§ **Given request**
Beneath this sentence is a set of records; write each of them out exactly.
* Start *
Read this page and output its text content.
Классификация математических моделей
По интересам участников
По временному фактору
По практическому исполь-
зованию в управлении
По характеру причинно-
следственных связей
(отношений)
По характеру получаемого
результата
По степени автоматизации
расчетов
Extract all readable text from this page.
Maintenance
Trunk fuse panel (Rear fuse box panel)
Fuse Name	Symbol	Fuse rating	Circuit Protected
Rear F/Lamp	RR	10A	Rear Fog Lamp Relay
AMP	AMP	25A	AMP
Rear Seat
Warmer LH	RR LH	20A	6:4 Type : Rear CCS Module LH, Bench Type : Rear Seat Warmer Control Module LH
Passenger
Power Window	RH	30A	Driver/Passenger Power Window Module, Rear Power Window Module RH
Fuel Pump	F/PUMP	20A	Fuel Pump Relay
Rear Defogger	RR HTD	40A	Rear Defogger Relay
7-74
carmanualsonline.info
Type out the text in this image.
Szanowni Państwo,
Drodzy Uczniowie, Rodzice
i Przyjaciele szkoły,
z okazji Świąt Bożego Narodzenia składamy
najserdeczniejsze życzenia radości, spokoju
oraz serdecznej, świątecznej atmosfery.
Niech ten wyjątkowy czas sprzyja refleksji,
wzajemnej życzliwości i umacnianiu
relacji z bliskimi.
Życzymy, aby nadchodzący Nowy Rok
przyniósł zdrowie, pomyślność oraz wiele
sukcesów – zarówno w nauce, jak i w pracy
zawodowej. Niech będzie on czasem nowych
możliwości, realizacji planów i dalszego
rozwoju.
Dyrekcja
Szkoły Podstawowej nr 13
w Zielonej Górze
* End *
§ **Task answer**
Read this page and output its text content.
Классификация математических моделей
По интересам участников
По временному фактору
По практическому исполь-
зованию в управлении
По характеру причинно-
следственных связей
(отношений)
По характеру получаемого
результата
По степени автоматизации
расчетов
Extract all readable text from this page.
Maintenance
Trunk fuse panel (Rear fuse box panel)
Fuse Name	Symbol	Fuse rating	Circuit Protected
Rear F/Lamp	RR	10A	Rear Fog Lamp Relay
AMP	AMP	25A	AMP
Rear Seat
Warmer LH	RR LH	20A	6:4 Type : Rear CCS Module LH, Bench Type : Rear Seat Warmer Control Module LH
Passenger
Power Window	RH	30A	Driver/Passenger Power Window Module, Rear Power Window Module RH
Fuel Pump	F/PUMP	20A	Fuel Pump Relay
Rear Defogger	RR HTD	40A	Rear Defogger Relay
7-74
carmanualsonline.info
Type out the text in this image.
Szanowni Państwo,
Drodzy Uczniowie, Rodzice
i Przyjaciele szkoły,
z okazji Świąt Bożego Narodzenia składamy
najserdeczniejsze życzenia radości, spokoju
oraz serdecznej, świątecznej atmosfery.
Niech ten wyjątkowy czas sprzyja refleksji,
wzajemnej życzliwości i umacnianiu
relacji z bliskimi.
Życzymy, aby nadchodzący Nowy Rok
przyniósł zdrowie, pomyślność oraz wiele
sukcesów – zarówno w nauce, jak i w pracy
zawodowej. Niech będzie on czasem nowych
możliwości, realizacji planów i dalszego
rozwoju.
Dyrekcja
Szkoły Podstawowej nr 13
w Zielonej Górze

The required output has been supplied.